** START The data **
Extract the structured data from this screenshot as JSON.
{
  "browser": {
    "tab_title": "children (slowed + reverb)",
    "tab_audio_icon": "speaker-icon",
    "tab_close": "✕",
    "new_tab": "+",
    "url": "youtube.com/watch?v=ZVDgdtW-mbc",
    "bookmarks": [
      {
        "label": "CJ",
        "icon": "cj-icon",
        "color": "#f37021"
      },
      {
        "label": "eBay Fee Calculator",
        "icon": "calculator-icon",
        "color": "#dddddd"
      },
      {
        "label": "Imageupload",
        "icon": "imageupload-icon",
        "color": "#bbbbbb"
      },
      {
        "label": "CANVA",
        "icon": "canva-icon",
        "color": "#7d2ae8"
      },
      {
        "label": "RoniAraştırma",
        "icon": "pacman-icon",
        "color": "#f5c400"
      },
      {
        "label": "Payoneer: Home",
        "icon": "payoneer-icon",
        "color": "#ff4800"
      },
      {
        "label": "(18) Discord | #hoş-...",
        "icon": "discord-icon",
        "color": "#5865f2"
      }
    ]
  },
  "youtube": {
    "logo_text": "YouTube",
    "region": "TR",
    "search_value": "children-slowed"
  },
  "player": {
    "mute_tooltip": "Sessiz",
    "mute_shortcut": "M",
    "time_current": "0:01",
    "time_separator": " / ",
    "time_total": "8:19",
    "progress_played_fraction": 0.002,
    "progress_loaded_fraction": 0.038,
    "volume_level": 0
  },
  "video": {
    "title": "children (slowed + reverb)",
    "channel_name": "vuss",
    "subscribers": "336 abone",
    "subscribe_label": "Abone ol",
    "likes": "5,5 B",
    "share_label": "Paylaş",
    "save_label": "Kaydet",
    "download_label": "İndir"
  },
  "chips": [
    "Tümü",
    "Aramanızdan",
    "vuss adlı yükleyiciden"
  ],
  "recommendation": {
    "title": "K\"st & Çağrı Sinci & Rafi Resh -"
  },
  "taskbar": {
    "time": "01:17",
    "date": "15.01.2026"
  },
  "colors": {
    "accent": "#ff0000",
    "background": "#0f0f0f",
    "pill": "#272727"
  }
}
** END The data **
All of the data above should be transcribed exactly.

Extract the structured data from this screenshot as JSON.
{
  "browser": {
    "tab_title": "children (slowed + reverb)",
    "tab_audio_icon": "speaker-icon",
    "tab_close": "✕",
    "new_tab": "+",
    "url": "youtube.com/watch?v=ZVDgdtW-mbc",
    "bookmarks": [
      {
        "label": "CJ",
        "icon": "cj-icon",
        "color": "#f37021"
      },
      {
        "label": "eBay Fee Calculator",
        "icon": "calculator-icon",
        "color": "#dddddd"
      },
      {
        "label": "Imageupload",
        "icon": "imageupload-icon",
        "color": "#bbbbbb"
      },
      {
        "label": "CANVA",
        "icon": "canva-icon",
        "color": "#7d2ae8"
      },
      {
        "label": "RoniAraştırma",
        "icon": "pacman-icon",
        "color": "#f5c400"
      },
      {
        "label": "Payoneer: Home",
        "icon": "payoneer-icon",
        "color": "#ff4800"
      },
      {
        "label": "(18) Discord | #hoş-...",
        "icon": "discord-icon",
        "color": "#5865f2"
      }
    ]
  },
  "youtube": {
    "logo_text": "YouTube",
    "region": "TR",
    "search_value": "children-slowed"
  },
  "player": {
    "mute_tooltip": "Sessiz",
    "mute_shortcut": "M",
    "time_current": "0:01",
    "time_separator": " / ",
    "time_total": "8:19",
    "progress_played_fraction": 0.002,
    "progress_loaded_fraction": 0.038,
    "volume_level": 0
  },
  "video": {
    "title": "children (slowed + reverb)",
    "channel_name": "vuss",
    "subscribers": "336 abone",
    "subscribe_label": "Abone ol",
    "likes": "5,5 B",
    "share_label": "Paylaş",
    "save_label": "Kaydet",
    "download_label": "İndir"
  },
  "chips": [
    "Tümü",
    "Aramanızdan",
    "vuss adlı yükleyiciden"
  ],
  "recommendation": {
    "title": "K\"st & Çağrı Sinci & Rafi Resh -"
  },
  "taskbar": {
    "time": "01:17",
    "date": "15.01.2026"
  },
  "colors": {
    "accent": "#ff0000",
    "background": "#0f0f0f",
    "pill": "#272727"
  }
}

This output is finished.